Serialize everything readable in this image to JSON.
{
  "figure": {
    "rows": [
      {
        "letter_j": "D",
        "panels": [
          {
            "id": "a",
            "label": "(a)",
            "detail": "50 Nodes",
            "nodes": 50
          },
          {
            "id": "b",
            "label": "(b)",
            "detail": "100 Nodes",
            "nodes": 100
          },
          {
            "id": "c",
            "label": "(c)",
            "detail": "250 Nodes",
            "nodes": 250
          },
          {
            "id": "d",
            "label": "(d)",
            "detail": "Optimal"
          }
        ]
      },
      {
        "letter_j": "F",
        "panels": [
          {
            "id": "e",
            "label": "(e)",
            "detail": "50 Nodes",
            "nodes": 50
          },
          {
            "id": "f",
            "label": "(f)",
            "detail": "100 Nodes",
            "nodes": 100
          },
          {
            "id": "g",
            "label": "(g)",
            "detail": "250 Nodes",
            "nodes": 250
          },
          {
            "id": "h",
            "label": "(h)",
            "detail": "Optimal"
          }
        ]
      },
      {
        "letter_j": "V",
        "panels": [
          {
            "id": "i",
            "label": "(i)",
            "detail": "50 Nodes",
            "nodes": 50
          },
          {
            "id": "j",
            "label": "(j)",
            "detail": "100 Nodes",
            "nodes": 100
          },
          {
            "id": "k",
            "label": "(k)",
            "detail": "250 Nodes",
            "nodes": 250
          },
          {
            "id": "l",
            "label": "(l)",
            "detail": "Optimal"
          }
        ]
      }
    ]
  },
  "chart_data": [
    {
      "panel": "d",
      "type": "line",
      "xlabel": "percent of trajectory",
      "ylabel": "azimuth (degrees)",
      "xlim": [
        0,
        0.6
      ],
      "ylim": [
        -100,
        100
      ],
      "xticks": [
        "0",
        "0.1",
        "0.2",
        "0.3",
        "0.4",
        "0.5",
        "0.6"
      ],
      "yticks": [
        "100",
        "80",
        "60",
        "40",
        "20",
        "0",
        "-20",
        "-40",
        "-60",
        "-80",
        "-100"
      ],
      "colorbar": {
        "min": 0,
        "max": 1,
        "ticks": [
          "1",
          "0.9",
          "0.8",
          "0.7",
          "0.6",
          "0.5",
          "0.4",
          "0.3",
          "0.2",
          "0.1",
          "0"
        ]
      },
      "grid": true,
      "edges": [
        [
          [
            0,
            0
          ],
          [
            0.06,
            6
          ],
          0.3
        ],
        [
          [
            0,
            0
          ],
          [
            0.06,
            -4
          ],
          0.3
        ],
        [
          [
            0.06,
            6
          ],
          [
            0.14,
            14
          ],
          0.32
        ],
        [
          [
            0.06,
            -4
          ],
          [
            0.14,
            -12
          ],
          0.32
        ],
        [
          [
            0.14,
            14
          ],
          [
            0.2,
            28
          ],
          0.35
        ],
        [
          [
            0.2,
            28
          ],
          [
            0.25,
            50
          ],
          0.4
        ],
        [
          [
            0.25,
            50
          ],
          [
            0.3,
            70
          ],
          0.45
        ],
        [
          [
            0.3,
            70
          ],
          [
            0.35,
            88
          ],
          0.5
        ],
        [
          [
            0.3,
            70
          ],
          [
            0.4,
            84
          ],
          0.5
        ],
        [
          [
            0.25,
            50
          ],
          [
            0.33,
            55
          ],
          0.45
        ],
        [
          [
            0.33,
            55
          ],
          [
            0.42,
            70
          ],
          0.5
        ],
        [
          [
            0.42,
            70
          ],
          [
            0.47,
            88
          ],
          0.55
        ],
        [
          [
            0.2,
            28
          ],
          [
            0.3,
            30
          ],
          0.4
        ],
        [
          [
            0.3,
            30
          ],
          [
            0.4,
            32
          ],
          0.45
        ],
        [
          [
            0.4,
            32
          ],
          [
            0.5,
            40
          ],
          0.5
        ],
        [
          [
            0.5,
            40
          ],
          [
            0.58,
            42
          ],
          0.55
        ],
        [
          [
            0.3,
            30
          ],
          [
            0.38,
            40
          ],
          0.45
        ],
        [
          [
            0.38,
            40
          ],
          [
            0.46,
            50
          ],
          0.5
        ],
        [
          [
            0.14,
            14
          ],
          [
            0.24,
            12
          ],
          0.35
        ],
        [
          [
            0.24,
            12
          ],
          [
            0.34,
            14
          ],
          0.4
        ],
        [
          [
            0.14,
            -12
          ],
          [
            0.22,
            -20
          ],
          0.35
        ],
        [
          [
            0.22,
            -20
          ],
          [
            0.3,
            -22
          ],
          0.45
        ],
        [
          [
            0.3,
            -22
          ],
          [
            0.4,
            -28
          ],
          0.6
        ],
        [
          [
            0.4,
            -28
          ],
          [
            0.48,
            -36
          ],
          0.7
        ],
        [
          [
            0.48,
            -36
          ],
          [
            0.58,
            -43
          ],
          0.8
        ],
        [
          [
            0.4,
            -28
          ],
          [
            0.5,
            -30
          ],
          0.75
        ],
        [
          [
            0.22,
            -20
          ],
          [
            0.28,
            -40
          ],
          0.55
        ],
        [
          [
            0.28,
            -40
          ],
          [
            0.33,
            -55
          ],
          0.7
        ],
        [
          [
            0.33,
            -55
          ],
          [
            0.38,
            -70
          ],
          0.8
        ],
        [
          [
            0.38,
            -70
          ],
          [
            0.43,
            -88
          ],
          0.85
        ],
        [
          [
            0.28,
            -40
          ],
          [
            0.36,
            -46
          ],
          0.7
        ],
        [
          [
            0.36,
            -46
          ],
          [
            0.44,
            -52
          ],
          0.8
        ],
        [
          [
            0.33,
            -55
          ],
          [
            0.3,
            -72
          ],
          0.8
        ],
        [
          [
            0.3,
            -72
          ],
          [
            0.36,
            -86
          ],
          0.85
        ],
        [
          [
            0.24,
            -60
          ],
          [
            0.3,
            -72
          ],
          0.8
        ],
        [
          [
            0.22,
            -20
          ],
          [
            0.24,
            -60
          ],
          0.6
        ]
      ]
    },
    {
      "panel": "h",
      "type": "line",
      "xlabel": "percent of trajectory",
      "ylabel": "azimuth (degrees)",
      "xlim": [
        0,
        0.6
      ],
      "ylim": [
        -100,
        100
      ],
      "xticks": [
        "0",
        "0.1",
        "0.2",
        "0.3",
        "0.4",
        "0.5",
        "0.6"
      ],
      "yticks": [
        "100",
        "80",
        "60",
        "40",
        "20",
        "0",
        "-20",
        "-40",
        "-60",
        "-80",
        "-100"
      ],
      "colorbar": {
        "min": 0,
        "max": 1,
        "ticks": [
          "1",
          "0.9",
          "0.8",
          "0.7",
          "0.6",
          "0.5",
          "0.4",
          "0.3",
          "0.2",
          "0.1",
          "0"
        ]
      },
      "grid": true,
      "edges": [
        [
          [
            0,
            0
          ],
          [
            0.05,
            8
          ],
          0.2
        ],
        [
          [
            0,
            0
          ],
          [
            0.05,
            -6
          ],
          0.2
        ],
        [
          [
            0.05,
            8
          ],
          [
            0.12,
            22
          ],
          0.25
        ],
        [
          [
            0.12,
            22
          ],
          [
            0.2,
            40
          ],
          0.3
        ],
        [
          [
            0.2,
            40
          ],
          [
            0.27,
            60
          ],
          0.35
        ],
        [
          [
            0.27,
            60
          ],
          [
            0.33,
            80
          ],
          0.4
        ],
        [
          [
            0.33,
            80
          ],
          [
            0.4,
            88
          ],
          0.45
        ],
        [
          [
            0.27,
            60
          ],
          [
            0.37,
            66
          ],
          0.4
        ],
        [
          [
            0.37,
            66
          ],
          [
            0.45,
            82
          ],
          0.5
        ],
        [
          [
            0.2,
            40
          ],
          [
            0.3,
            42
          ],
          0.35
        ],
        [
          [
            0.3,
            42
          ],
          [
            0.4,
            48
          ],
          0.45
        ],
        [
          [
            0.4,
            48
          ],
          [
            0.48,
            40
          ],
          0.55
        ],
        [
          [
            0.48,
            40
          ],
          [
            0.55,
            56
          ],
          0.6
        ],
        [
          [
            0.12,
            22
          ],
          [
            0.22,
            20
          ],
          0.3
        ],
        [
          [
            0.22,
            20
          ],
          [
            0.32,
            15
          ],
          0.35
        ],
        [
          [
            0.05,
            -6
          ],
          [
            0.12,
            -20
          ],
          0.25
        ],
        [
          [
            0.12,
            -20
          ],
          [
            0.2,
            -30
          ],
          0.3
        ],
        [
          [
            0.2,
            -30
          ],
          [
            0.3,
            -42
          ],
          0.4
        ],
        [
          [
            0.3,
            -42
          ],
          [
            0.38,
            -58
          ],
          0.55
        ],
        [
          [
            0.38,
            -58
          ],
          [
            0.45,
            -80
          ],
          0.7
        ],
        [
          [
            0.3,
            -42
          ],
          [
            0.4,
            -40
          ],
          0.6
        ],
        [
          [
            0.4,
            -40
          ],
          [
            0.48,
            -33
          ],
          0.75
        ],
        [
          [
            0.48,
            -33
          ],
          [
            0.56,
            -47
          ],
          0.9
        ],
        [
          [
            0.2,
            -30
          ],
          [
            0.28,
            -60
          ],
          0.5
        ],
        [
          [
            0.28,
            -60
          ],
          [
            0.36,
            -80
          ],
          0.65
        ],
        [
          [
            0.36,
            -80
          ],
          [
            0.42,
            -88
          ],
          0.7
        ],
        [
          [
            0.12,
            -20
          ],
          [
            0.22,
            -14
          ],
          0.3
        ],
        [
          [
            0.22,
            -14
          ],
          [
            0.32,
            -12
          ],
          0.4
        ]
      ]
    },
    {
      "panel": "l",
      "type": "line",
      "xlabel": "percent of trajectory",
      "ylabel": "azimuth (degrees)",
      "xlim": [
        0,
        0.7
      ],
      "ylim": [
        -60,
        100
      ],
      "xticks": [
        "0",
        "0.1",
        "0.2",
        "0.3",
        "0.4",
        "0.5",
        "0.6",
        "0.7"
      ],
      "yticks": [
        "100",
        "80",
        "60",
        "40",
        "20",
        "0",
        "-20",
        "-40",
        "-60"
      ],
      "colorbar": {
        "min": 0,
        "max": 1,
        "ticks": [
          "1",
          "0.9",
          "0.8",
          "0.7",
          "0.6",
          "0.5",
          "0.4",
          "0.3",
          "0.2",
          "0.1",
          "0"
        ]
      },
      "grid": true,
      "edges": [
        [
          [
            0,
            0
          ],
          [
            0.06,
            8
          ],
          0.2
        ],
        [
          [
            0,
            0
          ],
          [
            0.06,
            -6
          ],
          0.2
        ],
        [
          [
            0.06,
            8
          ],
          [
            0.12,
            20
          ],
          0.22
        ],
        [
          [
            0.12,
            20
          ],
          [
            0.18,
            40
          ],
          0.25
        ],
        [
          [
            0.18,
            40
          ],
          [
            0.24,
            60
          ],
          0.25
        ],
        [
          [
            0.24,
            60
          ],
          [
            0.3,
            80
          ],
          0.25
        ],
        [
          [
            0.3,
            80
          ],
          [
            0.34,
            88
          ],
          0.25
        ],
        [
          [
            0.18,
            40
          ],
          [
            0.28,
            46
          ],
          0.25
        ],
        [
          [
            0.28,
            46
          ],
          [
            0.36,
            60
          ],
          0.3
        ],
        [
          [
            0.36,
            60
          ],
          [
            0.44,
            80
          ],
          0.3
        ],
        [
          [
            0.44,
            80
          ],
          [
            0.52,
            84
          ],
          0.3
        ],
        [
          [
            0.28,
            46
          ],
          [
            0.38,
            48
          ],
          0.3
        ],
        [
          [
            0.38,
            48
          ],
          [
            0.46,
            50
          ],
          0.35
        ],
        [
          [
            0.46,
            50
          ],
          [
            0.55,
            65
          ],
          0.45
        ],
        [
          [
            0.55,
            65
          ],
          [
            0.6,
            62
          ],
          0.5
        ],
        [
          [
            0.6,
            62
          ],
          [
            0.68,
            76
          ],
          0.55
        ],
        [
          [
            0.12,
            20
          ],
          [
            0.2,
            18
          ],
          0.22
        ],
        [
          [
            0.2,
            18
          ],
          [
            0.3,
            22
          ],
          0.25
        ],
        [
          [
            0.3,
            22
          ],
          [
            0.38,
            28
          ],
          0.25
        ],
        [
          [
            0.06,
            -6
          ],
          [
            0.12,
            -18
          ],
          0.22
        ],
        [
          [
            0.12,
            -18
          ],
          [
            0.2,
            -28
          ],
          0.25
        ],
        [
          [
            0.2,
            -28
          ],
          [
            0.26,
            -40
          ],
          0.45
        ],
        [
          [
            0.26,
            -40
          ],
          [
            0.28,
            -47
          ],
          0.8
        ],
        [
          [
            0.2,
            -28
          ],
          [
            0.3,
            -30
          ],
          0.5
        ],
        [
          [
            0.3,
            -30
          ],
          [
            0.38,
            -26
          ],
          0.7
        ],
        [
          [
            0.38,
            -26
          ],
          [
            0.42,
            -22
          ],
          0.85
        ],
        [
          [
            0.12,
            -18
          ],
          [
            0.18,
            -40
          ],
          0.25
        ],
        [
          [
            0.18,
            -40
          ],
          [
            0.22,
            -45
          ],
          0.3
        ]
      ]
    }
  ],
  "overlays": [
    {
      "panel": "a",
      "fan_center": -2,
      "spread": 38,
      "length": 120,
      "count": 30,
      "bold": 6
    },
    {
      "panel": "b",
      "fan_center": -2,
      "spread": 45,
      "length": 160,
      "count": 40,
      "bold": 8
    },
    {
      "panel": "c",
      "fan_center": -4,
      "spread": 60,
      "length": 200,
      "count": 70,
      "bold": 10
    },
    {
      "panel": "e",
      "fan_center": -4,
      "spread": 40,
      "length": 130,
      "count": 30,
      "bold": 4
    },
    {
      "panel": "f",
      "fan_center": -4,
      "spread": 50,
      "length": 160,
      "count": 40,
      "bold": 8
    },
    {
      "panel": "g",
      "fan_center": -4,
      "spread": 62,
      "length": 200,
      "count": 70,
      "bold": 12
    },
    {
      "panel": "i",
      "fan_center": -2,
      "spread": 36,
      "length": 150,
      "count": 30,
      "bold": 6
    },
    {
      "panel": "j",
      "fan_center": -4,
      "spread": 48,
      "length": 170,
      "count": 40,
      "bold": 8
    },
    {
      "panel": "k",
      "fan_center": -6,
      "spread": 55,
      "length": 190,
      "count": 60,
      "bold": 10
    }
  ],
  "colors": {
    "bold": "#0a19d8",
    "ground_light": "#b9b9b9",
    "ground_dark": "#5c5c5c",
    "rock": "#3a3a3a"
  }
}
_ _ _
▸ **Work required**: Which lines of the material contain the string "spread"? List each of them.

▸ **Answer to this problem**:
      "spread": 38,
      "spread": 45,
      "spread": 60,
      "spread": 40,
      "spread": 50,
      "spread": 62,
      "spread": 36,
      "spread": 48,
      "spread": 55,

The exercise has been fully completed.